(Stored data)
───
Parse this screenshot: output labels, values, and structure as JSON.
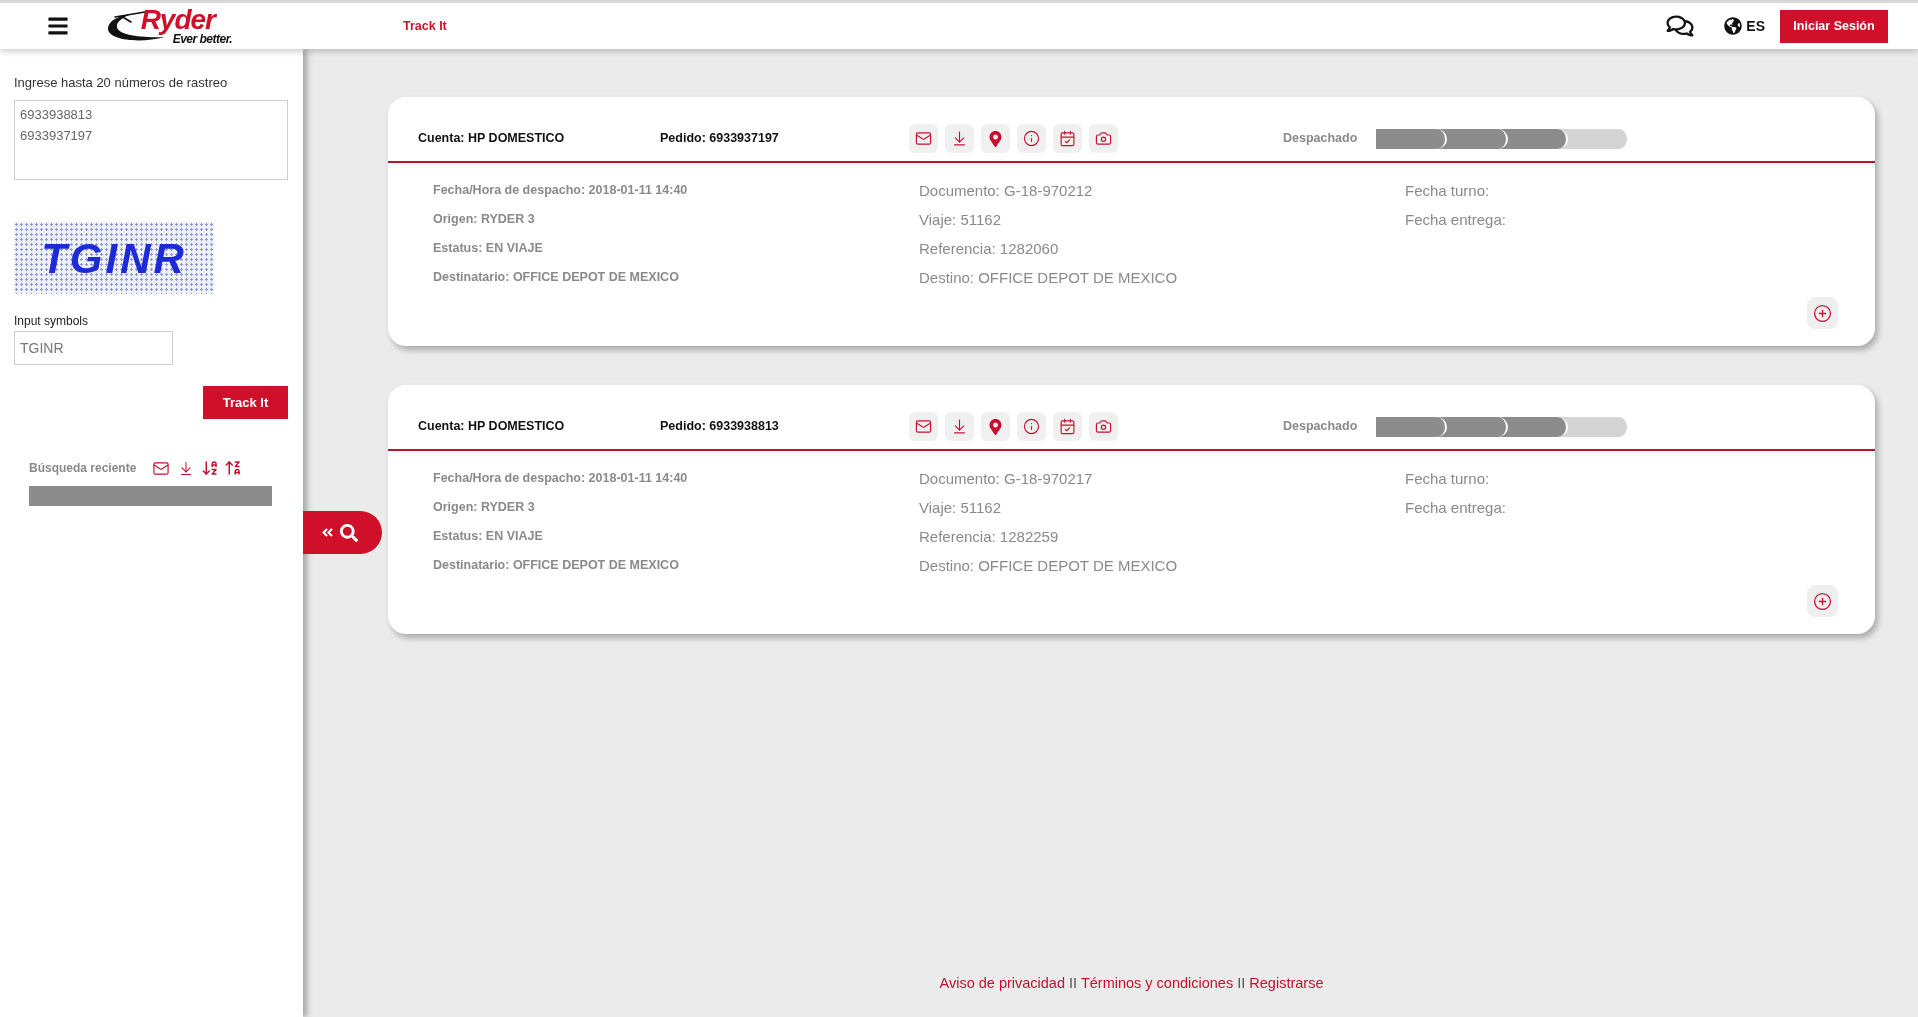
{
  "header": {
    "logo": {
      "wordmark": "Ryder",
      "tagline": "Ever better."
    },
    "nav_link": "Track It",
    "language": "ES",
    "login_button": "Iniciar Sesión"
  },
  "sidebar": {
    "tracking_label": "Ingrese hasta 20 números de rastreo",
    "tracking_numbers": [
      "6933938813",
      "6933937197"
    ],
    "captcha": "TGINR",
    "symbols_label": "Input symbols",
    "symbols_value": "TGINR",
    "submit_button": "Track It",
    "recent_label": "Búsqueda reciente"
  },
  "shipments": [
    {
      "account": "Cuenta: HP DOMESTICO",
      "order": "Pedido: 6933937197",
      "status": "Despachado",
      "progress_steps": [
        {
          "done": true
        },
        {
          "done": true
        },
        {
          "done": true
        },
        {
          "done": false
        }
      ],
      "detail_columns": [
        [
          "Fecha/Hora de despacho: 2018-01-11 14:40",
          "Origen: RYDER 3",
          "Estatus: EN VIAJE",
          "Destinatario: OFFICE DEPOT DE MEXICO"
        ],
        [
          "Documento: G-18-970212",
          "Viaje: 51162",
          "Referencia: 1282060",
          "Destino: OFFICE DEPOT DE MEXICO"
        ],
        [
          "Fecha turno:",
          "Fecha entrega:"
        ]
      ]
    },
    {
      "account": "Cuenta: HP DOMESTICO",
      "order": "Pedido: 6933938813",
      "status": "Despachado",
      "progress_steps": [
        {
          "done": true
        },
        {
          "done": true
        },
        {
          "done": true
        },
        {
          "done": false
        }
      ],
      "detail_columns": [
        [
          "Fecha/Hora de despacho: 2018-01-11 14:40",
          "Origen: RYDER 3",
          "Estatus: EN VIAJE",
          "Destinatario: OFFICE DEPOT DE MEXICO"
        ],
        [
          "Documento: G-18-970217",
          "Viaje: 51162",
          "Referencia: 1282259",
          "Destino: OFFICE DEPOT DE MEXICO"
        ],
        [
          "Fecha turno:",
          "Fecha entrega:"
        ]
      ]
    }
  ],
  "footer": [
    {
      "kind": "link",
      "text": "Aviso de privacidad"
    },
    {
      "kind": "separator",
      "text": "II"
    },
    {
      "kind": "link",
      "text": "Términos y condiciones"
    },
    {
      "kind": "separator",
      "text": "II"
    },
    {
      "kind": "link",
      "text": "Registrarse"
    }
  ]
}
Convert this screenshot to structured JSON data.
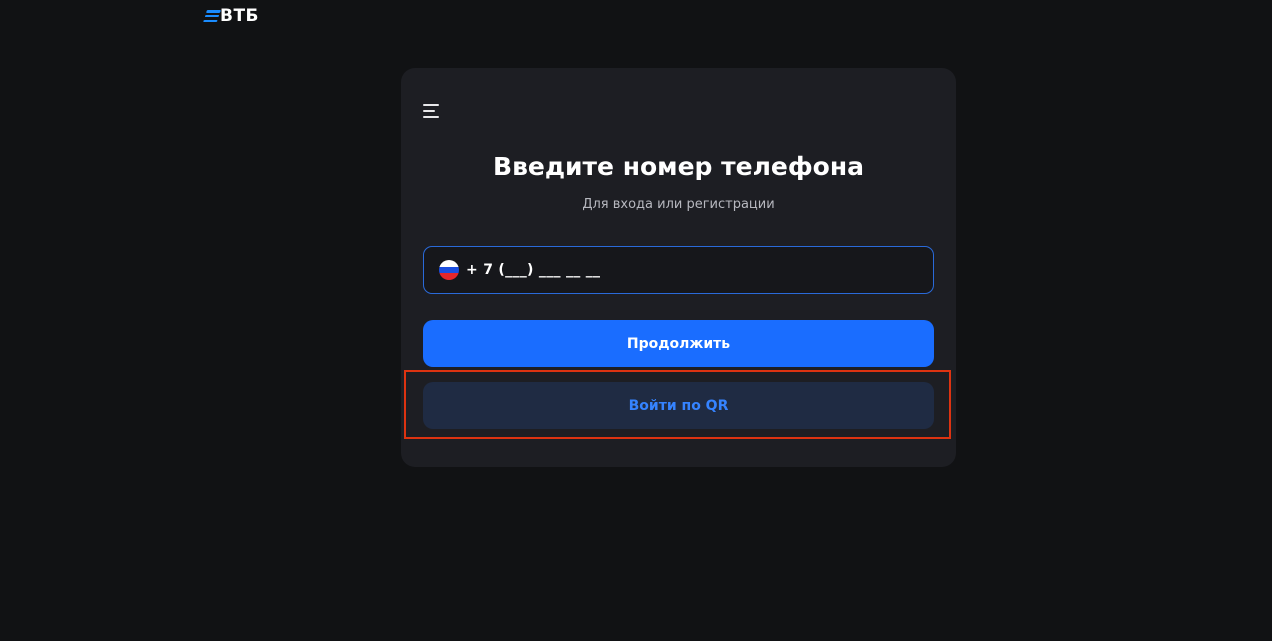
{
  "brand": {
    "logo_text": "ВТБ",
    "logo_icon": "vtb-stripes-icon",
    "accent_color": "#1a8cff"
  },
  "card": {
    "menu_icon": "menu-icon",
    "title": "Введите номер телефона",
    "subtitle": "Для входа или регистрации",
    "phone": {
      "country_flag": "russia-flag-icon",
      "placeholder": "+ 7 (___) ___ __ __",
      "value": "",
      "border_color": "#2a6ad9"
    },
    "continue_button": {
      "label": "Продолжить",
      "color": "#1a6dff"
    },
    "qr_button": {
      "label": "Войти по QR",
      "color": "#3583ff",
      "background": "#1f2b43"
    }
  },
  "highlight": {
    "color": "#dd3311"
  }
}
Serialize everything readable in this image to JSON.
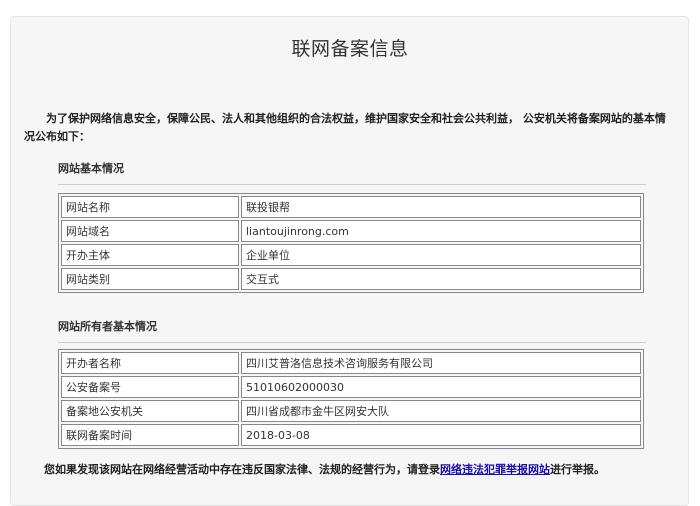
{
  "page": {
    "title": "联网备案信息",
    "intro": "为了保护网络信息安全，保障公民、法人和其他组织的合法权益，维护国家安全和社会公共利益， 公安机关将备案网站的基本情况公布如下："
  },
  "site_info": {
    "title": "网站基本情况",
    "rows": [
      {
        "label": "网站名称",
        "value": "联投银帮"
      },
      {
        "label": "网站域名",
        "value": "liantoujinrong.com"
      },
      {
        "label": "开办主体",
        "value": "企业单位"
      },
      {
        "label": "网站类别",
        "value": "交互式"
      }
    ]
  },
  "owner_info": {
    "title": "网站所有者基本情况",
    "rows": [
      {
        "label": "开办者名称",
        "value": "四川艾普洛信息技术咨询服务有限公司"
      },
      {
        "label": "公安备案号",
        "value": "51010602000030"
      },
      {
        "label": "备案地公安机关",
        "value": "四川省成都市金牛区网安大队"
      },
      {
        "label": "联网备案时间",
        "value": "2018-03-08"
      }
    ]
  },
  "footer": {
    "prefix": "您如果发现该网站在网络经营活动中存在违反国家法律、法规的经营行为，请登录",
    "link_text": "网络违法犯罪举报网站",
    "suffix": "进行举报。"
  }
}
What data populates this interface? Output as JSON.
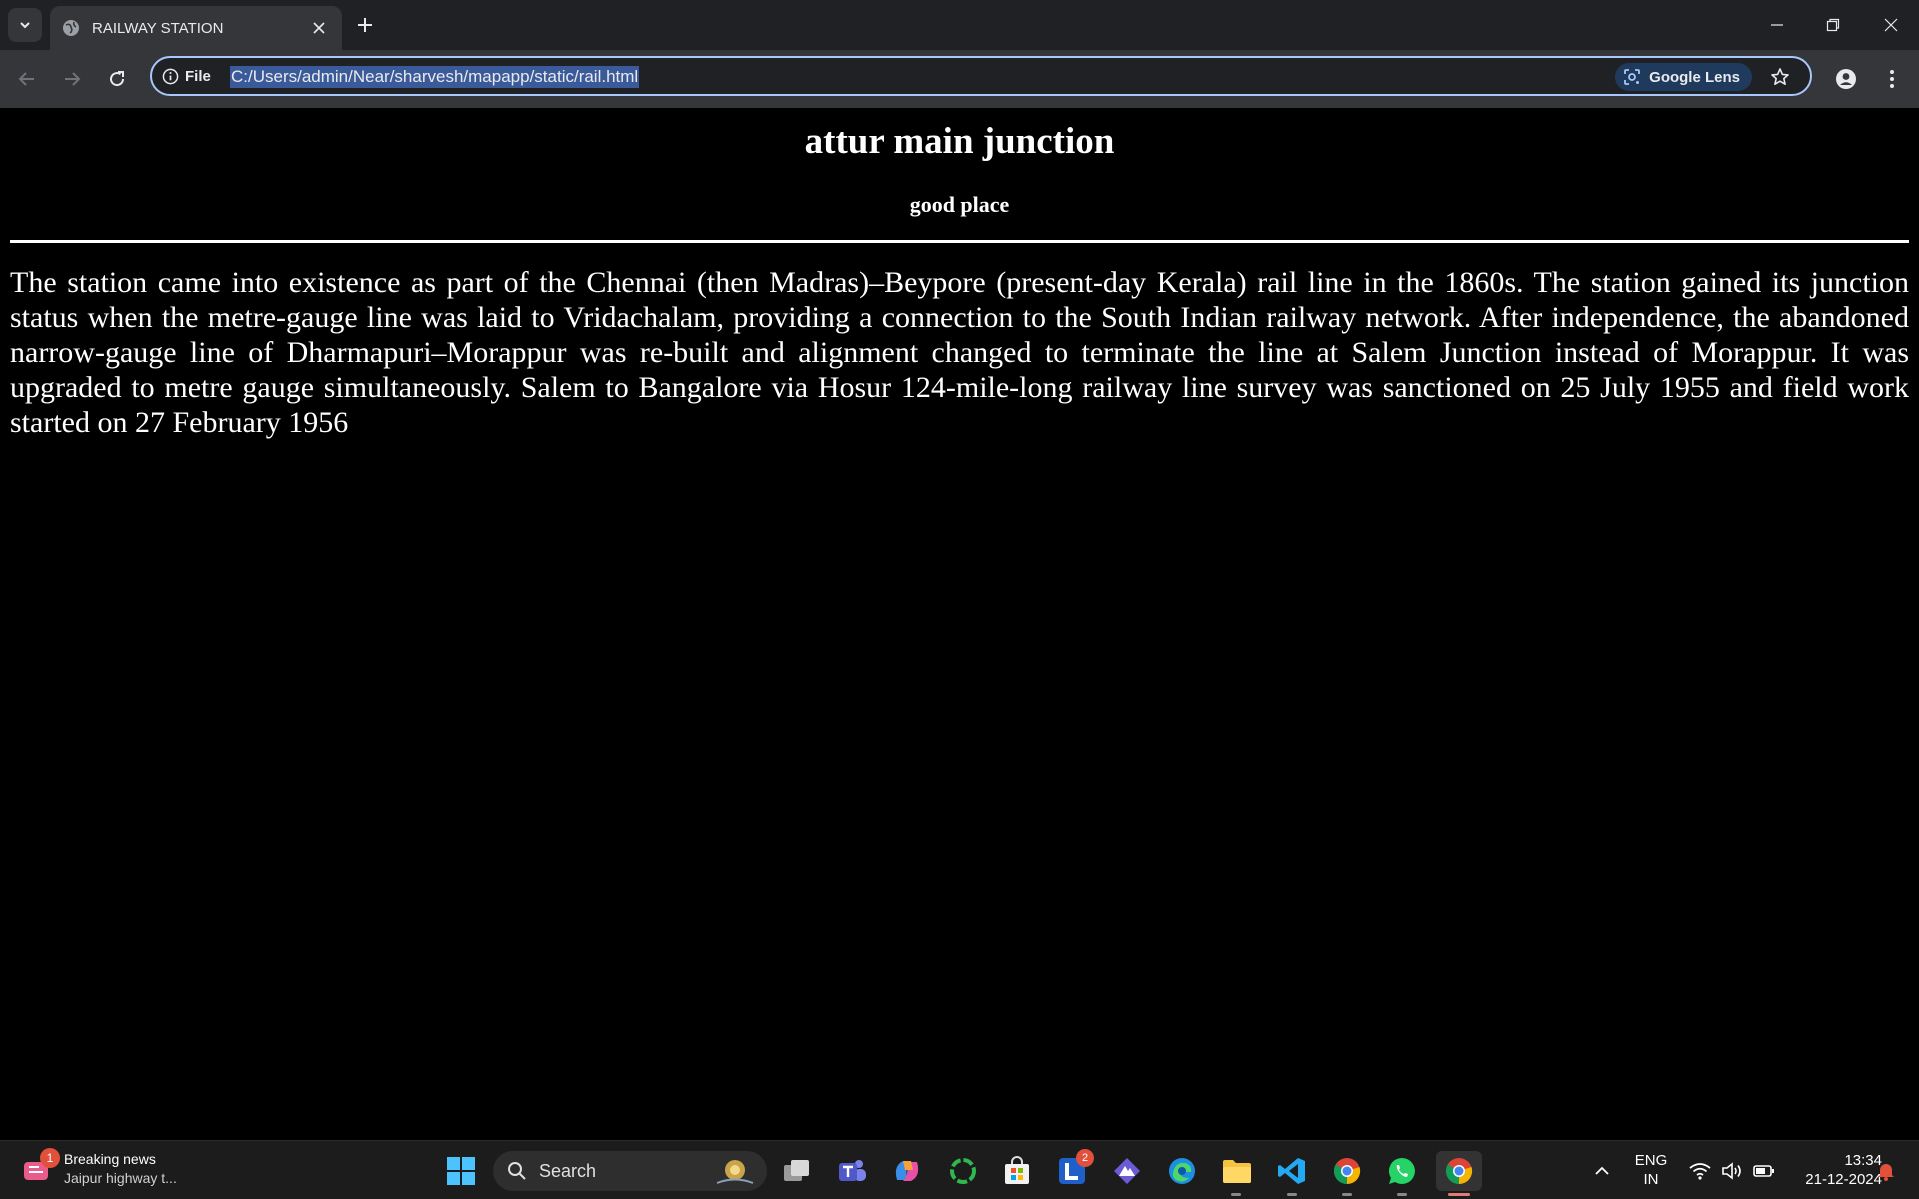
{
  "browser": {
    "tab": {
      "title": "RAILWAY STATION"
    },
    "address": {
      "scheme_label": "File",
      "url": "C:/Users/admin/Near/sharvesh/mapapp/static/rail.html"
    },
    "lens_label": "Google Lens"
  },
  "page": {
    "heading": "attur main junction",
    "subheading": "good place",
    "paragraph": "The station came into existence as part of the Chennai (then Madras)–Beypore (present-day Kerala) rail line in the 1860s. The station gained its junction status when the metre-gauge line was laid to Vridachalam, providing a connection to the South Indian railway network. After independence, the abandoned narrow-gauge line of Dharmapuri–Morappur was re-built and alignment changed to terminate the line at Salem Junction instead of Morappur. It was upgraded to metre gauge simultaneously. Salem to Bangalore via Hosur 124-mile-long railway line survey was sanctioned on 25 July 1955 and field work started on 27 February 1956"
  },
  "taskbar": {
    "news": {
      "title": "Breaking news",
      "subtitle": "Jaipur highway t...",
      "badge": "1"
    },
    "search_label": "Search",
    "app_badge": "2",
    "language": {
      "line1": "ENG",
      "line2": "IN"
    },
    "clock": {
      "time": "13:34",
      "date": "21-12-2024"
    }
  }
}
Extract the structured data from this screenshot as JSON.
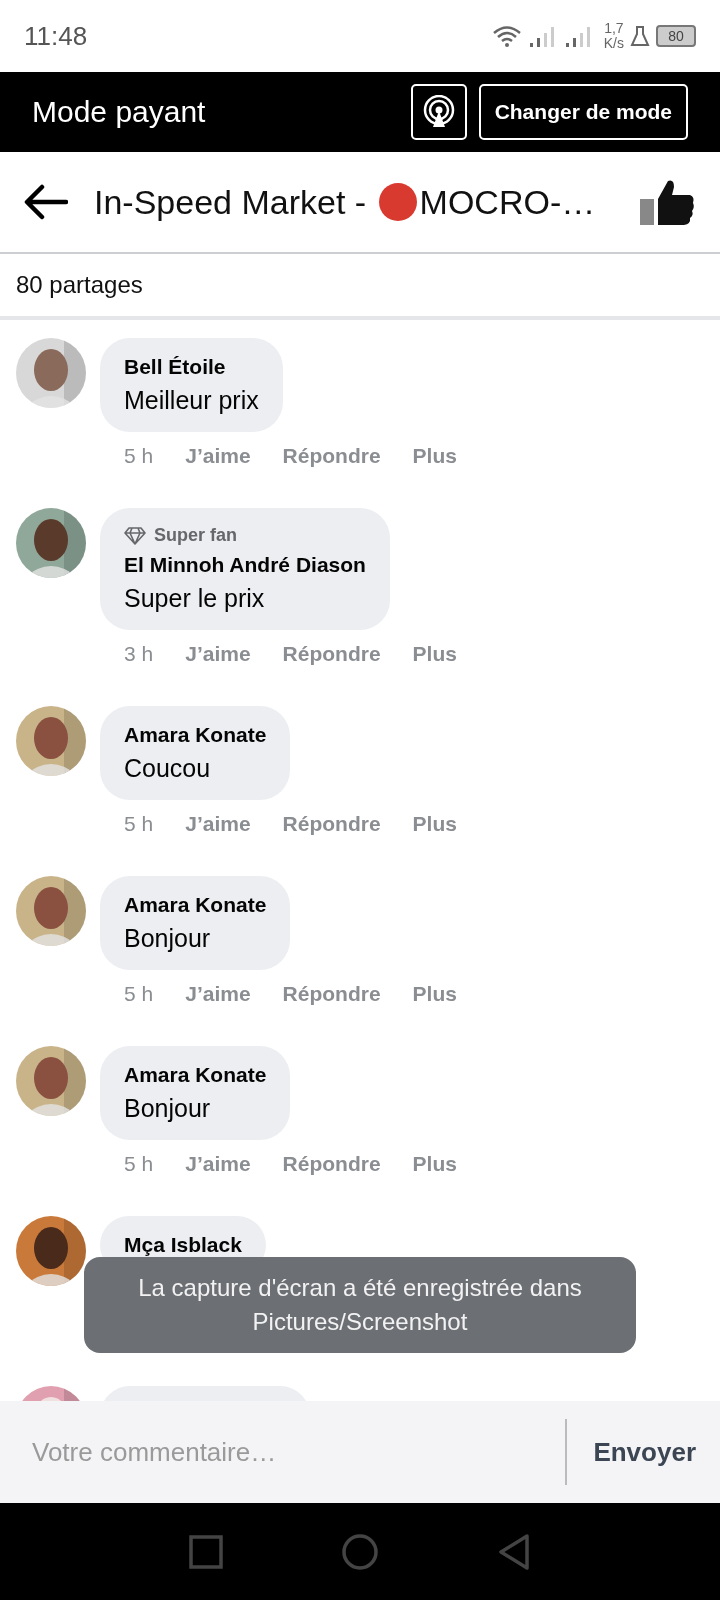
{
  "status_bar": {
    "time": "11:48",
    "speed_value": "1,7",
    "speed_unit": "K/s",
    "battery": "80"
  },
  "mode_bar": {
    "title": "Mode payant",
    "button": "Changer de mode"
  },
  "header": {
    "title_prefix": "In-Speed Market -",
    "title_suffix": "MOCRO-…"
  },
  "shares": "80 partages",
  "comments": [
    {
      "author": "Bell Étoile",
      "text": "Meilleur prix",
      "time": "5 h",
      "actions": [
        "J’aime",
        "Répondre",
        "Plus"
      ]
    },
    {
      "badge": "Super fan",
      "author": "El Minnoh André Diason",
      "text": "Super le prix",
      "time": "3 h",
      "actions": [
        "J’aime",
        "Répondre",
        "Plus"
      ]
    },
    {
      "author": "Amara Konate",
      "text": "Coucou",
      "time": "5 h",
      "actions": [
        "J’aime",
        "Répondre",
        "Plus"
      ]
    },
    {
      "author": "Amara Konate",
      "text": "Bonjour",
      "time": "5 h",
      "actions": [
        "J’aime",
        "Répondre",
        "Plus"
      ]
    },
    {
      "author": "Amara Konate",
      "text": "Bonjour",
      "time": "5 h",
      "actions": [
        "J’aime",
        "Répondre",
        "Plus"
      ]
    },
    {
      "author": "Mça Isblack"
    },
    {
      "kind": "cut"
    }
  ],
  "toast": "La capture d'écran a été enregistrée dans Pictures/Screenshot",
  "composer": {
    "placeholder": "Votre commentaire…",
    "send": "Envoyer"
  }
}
───
> Requirement:
Search the data for "icon" and list every line in which it occurs.

> The response:
    "logo_icon": "vtb-stripes-icon",
    "menu_icon": "menu-icon",
      "country_flag": "russia-flag-icon",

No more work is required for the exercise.